--- begin Given entries ---

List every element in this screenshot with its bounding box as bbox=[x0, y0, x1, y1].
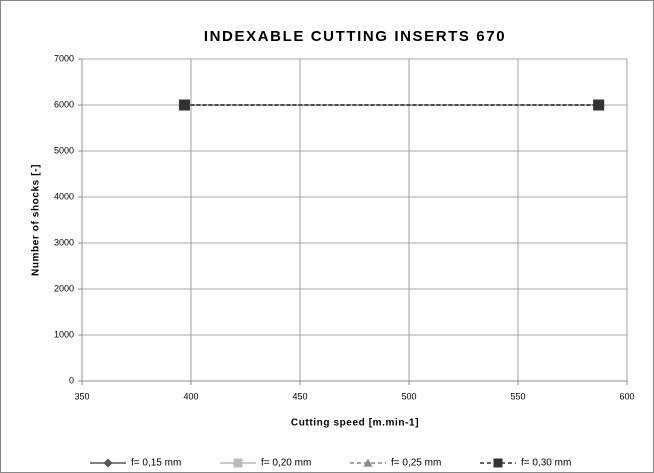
y-tick-label: 0 bbox=[69, 375, 74, 385]
x-tick-label: 600 bbox=[619, 391, 634, 401]
y-axis-label: Number of shocks [-] bbox=[31, 164, 42, 276]
y-tick-label: 2000 bbox=[54, 283, 74, 293]
legend-label: f= 0,20 mm bbox=[261, 458, 311, 469]
y-tick-label: 5000 bbox=[54, 145, 74, 155]
marker bbox=[178, 99, 190, 111]
y-tick-label: 3000 bbox=[54, 237, 74, 247]
marker bbox=[593, 99, 605, 111]
y-tick-label: 7000 bbox=[54, 53, 74, 63]
marker bbox=[103, 458, 113, 468]
x-tick-label: 550 bbox=[510, 391, 525, 401]
chart-title: INDEXABLE CUTTING INSERTS 670 bbox=[204, 28, 506, 45]
y-tick-label: 4000 bbox=[54, 191, 74, 201]
x-tick-label: 450 bbox=[292, 391, 307, 401]
legend-label: f= 0,25 mm bbox=[391, 458, 441, 469]
x-tick-label: 400 bbox=[183, 391, 198, 401]
x-axis-label: Cutting speed [m.min-1] bbox=[291, 418, 419, 429]
marker bbox=[363, 458, 373, 467]
y-tick-label: 1000 bbox=[54, 329, 74, 339]
x-tick-label: 350 bbox=[74, 391, 89, 401]
y-tick-label: 6000 bbox=[54, 99, 74, 109]
x-tick-label: 500 bbox=[401, 391, 416, 401]
marker bbox=[493, 458, 503, 468]
legend-label: f= 0,30 mm bbox=[521, 458, 571, 469]
legend-label: f= 0,15 mm bbox=[131, 458, 181, 469]
marker bbox=[233, 458, 243, 468]
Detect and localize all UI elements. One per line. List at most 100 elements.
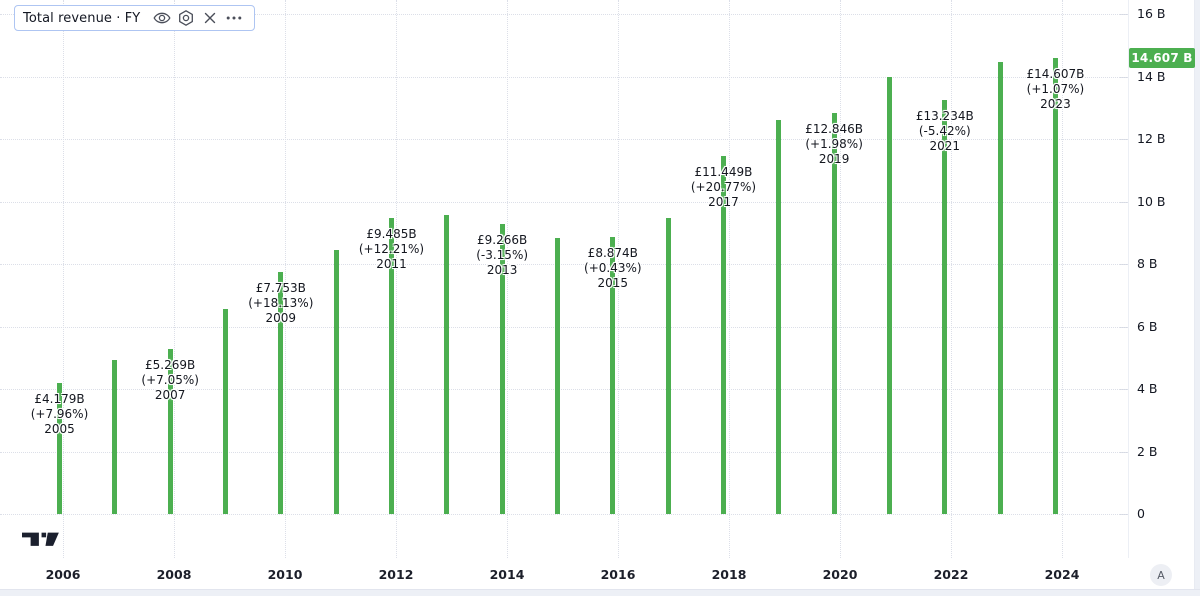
time-axis[interactable]: 2006 2008 2010 2012 2014 2016 2018 2020 2022 2024 — [0, 558, 1128, 589]
bar-annotation-2023: £14.607B (+1.07%) 2023 — [1027, 67, 1085, 112]
bar-annotation-2013: £9.266B (-3.15%) 2013 — [476, 233, 528, 278]
bar-2019[interactable] — [831, 112, 837, 514]
ellipsis-icon[interactable] — [223, 7, 245, 29]
bar-annotation-2009: £7.753B (+18.13%) 2009 — [248, 281, 313, 326]
annotation-change: (-3.15%) — [476, 248, 529, 263]
annotation-value: £13.234B — [915, 109, 974, 124]
time-tick-label: 2022 — [933, 567, 969, 582]
time-tick-label: 2006 — [45, 567, 81, 582]
bar-annotation-2021: £13.234B (-5.42%) 2021 — [916, 109, 974, 154]
annotation-year: 2017 — [708, 195, 739, 210]
annotation-change: (+20.77%) — [690, 180, 757, 195]
annotation-change: (+18.13%) — [248, 295, 314, 310]
bar-2006[interactable] — [112, 360, 118, 514]
indicator-legend[interactable]: Total revenue · FY — [14, 5, 256, 31]
annotation-value: £11.449B — [694, 165, 753, 180]
bar-2009[interactable] — [278, 271, 284, 514]
bar-2011[interactable] — [388, 217, 394, 514]
bar-2023[interactable] — [1052, 57, 1058, 514]
price-tick-label: 6 B — [1137, 318, 1158, 334]
v-gridline — [507, 0, 508, 558]
annotation-value: £5.269B — [145, 358, 196, 373]
bar-2008[interactable] — [222, 309, 228, 514]
time-tick-label: 2008 — [156, 567, 192, 582]
time-tick-label: 2020 — [822, 567, 858, 582]
annotation-year: 2021 — [929, 139, 961, 154]
price-tick-label: 16 B — [1137, 6, 1166, 21]
eye-icon[interactable] — [151, 7, 173, 29]
annotation-change: (+0.43%) — [584, 260, 642, 275]
annotation-change: (+1.07%) — [1026, 81, 1085, 96]
bar-2005[interactable] — [57, 383, 62, 514]
bar-annotation-2005: £4.179B (+7.96%) 2005 — [31, 392, 89, 437]
annotation-value: £9.485B — [366, 226, 417, 241]
price-tick-label: 14 B — [1137, 68, 1166, 84]
bar-2014[interactable] — [554, 237, 560, 514]
v-gridline — [285, 0, 286, 558]
h-gridline — [0, 389, 1128, 390]
bar-2018[interactable] — [776, 120, 782, 514]
annotation-change: (+12.21%) — [358, 241, 425, 256]
annotation-year: 2023 — [1040, 96, 1071, 111]
close-icon[interactable] — [199, 7, 221, 29]
v-gridline — [951, 0, 952, 558]
annotation-year: 2019 — [818, 151, 850, 166]
accessibility-button[interactable]: A — [1150, 564, 1172, 586]
bar-2015[interactable] — [610, 236, 616, 514]
indicator-title: Total revenue · FY — [23, 10, 141, 26]
bar-annotation-2019: £12.846B (+1.98%) 2019 — [805, 122, 863, 167]
bar-2021[interactable] — [942, 100, 948, 514]
tradingview-logo[interactable] — [22, 531, 59, 548]
v-gridline — [174, 0, 175, 558]
bar-2013[interactable] — [499, 224, 505, 514]
h-gridline — [0, 201, 1128, 203]
plot-area[interactable]: Total revenue · FY — [0, 0, 1128, 558]
price-tick-label: 4 B — [1137, 381, 1158, 396]
time-tick-label: 2016 — [600, 567, 636, 582]
bar-2007[interactable] — [167, 349, 173, 514]
h-gridline — [0, 451, 1128, 453]
annotation-value: £8.874B — [587, 245, 638, 260]
time-tick-label: 2024 — [1044, 567, 1080, 582]
price-tick-label: 10 B — [1137, 193, 1166, 209]
price-tick-label: 0 — [1137, 506, 1145, 521]
time-tick-label: 2018 — [711, 567, 747, 582]
bar-2020[interactable] — [886, 76, 892, 514]
h-gridline — [0, 139, 1128, 140]
annotation-year: 2013 — [486, 263, 518, 278]
bar-2012[interactable] — [444, 214, 450, 514]
time-tick-label: 2014 — [489, 567, 525, 582]
price-axis[interactable]: 14.607 B 16 B 14 B 12 B 10 B 8 B 6 B 4 B 2 B 0 — [1120, 0, 1195, 558]
bar-2010[interactable] — [333, 249, 339, 514]
price-tick-label: 12 B — [1137, 131, 1166, 146]
last-value-badge: 14.607 B — [1129, 47, 1195, 68]
right-scroll-strip — [1194, 0, 1200, 589]
bar-annotation-2011: £9.485B (+12.21%) 2011 — [359, 227, 424, 272]
annotation-change: (+7.96%) — [30, 407, 89, 422]
annotation-value: £12.846B — [805, 121, 864, 136]
v-gridline — [396, 0, 397, 558]
v-gridline — [63, 0, 64, 558]
annotation-year: 2015 — [597, 275, 629, 290]
annotation-value: £7.753B — [255, 280, 306, 295]
bar-2022[interactable] — [997, 62, 1003, 514]
annotation-year: 2011 — [376, 256, 407, 271]
v-gridline — [618, 0, 619, 558]
annotation-change: (+7.05%) — [141, 373, 199, 388]
annotation-year: 2009 — [265, 310, 297, 325]
v-gridline — [1062, 0, 1063, 558]
bar-annotation-2015: £8.874B (+0.43%) 2015 — [584, 246, 642, 291]
h-gridline — [0, 514, 1128, 515]
annotation-year: 2007 — [154, 388, 186, 403]
time-tick-label: 2012 — [378, 567, 414, 582]
annotation-value: £9.266B — [477, 233, 528, 248]
price-tick-label: 8 B — [1137, 256, 1158, 271]
bar-annotation-2007: £5.269B (+7.05%) 2007 — [141, 358, 199, 403]
bar-2016[interactable] — [665, 217, 671, 514]
bar-annotation-2017: £11.449B (+20.77%) 2017 — [691, 165, 756, 210]
time-tick-label: 2010 — [267, 567, 303, 582]
gear-icon[interactable] — [175, 7, 197, 29]
annotation-change: (+1.98%) — [805, 136, 863, 151]
annotation-year: 2005 — [44, 422, 75, 437]
bar-2017[interactable] — [720, 156, 726, 514]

--- end Given entries ---

Reproduce verbatim the lines of the data starting at the line that contains "time-axis[interactable]: 2006 2008" and ending at the line that contains "annotation-change: (-3.15%) —", including both of those lines.

- Finished answer:
time-axis[interactable]: 2006 2008 2010 2012 2014 2016 2018 2020 2022 2024 — [0, 558, 1128, 589]
bar-annotation-2023: £14.607B (+1.07%) 2023 — [1027, 67, 1085, 112]
bar-annotation-2013: £9.266B (-3.15%) 2013 — [476, 233, 528, 278]
bar-2019[interactable] — [831, 112, 837, 514]
ellipsis-icon[interactable] — [223, 7, 245, 29]
bar-annotation-2009: £7.753B (+18.13%) 2009 — [248, 281, 313, 326]
annotation-change: (-3.15%) — [476, 248, 529, 263]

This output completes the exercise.